----- DATA EXCERPTS -----

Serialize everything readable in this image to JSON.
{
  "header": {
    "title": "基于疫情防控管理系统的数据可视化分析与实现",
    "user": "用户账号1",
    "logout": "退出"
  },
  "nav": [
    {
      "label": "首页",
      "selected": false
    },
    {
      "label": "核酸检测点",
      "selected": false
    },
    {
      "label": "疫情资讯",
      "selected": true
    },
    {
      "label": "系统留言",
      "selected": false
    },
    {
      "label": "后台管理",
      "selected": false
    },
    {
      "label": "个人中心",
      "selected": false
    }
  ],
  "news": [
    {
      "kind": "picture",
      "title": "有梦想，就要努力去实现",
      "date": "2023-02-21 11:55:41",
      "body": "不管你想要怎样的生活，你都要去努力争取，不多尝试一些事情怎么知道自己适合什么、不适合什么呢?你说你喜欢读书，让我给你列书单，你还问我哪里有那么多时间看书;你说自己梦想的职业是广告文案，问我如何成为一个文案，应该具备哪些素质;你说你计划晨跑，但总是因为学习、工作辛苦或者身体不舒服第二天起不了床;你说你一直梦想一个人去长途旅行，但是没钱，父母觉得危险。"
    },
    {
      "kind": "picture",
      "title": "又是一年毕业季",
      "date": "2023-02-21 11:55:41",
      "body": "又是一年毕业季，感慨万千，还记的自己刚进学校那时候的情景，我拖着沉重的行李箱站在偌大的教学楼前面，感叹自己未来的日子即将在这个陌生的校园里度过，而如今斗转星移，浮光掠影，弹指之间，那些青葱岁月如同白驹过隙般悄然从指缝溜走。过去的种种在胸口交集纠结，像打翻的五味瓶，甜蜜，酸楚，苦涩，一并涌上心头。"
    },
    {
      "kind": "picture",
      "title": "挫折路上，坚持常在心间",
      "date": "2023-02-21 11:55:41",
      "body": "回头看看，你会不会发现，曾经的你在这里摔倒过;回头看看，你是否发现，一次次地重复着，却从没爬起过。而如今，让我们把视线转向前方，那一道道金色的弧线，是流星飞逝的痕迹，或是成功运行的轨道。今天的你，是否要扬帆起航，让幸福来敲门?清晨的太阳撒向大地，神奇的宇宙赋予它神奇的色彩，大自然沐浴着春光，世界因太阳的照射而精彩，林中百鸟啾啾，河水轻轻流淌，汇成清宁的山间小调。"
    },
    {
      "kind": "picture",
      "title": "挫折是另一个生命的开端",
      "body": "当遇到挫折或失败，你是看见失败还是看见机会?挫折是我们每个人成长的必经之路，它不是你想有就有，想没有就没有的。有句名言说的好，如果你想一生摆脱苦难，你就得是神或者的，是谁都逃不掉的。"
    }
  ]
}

-----

§ **DIRECTIVE**
Look above for lines with the word "body" and copy them all.

§ **TASK ANSWER**
      "body": "不管你想要怎样的生活，你都要去努力争取，不多尝试一些事情怎么知道自己适合什么、不适合什么呢?你说你喜欢读书，让我给你列书单，你还问我哪里有那么多时间看书;你说自己梦想的职业是广告文案，问我如何成为一个文案，应该具备哪些素质;你说你计划晨跑，但总是因为学习、工作辛苦或者身体不舒服第二天起不了床;你说你一直梦想一个人去长途旅行，但是没钱，父母觉得危险。"
      "body": "又是一年毕业季，感慨万千，还记的自己刚进学校那时候的情景，我拖着沉重的行李箱站在偌大的教学楼前面，感叹自己未来的日子即将在这个陌生的校园里度过，而如今斗转星移，浮光掠影，弹指之间，那些青葱岁月如同白驹过隙般悄然从指缝溜走。过去的种种在胸口交集纠结，像打翻的五味瓶，甜蜜，酸楚，苦涩，一并涌上心头。"
      "body": "回头看看，你会不会发现，曾经的你在这里摔倒过;回头看看，你是否发现，一次次地重复着，却从没爬起过。而如今，让我们把视线转向前方，那一道道金色的弧线，是流星飞逝的痕迹，或是成功运行的轨道。今天的你，是否要扬帆起航，让幸福来敲门?清晨的太阳撒向大地，神奇的宇宙赋予它神奇的色彩，大自然沐浴着春光，世界因太阳的照射而精彩，林中百鸟啾啾，河水轻轻流淌，汇成清宁的山间小调。"
      "body": "当遇到挫折或失败，你是看见失败还是看见机会?挫折是我们每个人成长的必经之路，它不是你想有就有，想没有就没有的。有句名言说的好，如果你想一生摆脱苦难，你就得是神或者的，是谁都逃不掉的。"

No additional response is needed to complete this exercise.